:: Required work ::
Could you filter the data below down to the lines that hold the word "shall"?

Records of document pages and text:
——

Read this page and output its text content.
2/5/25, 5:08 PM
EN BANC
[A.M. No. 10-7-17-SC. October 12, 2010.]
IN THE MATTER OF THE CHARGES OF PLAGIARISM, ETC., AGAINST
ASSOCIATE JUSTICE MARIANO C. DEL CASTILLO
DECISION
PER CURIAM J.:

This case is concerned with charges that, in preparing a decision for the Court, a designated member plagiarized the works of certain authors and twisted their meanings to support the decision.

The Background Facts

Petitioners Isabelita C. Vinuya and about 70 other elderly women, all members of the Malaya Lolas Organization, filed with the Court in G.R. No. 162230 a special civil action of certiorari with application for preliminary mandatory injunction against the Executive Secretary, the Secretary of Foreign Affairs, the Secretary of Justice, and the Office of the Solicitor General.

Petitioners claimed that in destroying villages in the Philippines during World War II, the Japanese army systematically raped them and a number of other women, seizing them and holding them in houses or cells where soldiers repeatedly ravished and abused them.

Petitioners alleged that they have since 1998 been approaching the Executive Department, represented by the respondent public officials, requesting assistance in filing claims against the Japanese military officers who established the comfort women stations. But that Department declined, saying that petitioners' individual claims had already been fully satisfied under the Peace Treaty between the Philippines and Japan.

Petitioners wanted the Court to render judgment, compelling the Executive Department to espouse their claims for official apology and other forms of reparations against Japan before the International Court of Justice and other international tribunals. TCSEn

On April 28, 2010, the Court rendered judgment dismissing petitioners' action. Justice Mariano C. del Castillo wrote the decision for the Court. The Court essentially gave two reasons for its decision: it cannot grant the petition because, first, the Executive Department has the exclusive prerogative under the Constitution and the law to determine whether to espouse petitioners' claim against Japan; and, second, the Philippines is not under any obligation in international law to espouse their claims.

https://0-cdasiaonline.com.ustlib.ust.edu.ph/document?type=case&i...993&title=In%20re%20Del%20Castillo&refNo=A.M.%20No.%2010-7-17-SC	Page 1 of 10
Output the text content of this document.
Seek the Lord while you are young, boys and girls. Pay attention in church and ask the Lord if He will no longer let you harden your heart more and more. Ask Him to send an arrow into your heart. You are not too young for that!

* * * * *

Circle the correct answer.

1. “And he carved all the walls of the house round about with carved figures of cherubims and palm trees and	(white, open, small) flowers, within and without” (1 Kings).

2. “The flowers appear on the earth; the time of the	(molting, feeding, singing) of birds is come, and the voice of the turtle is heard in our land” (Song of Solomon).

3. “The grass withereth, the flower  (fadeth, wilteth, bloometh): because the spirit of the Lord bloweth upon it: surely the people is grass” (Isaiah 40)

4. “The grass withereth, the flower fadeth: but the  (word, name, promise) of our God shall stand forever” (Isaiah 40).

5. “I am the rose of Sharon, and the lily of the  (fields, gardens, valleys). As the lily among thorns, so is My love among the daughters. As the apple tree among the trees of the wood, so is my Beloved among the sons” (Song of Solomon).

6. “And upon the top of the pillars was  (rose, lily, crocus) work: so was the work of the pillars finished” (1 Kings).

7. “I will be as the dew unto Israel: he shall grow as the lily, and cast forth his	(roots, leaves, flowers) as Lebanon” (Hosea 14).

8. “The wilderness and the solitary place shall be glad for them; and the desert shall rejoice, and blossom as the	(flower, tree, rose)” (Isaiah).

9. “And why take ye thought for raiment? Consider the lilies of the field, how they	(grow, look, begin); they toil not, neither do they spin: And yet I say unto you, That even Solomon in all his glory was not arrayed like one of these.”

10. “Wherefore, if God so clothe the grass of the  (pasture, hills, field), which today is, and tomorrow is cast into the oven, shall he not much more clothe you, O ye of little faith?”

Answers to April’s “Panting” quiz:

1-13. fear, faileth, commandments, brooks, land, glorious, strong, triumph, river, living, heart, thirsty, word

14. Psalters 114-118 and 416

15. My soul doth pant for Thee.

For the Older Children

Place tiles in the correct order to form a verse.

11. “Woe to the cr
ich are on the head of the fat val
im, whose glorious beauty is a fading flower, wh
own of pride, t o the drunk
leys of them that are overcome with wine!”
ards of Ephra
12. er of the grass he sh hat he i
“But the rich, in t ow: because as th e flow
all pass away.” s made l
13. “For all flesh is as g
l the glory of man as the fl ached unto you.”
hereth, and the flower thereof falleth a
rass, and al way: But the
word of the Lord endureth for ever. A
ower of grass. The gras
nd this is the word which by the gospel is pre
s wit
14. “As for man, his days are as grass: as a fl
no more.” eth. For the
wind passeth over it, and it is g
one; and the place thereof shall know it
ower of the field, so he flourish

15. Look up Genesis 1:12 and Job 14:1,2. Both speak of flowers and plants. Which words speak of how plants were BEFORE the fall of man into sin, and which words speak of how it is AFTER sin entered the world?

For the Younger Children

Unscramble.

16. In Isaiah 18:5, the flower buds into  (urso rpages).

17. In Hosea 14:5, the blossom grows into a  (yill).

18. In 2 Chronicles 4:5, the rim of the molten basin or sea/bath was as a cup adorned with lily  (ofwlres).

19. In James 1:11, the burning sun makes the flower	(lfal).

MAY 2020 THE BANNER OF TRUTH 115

——

:: Answer below ::
4. “The grass withereth, the flower fadeth: but the  (word, name, promise) of our God shall stand forever” (Isaiah 40).
7. “I will be as the dew unto Israel: he shall grow as the lily, and cast forth his	(roots, leaves, flowers) as Lebanon” (Hosea 14).
8. “The wilderness and the solitary place shall be glad for them; and the desert shall rejoice, and blossom as the	(flower, tree, rose)” (Isaiah).
10. “Wherefore, if God so clothe the grass of the  (pasture, hills, field), which today is, and tomorrow is cast into the oven, shall he not much more clothe you, O ye of little faith?”
one; and the place thereof shall know it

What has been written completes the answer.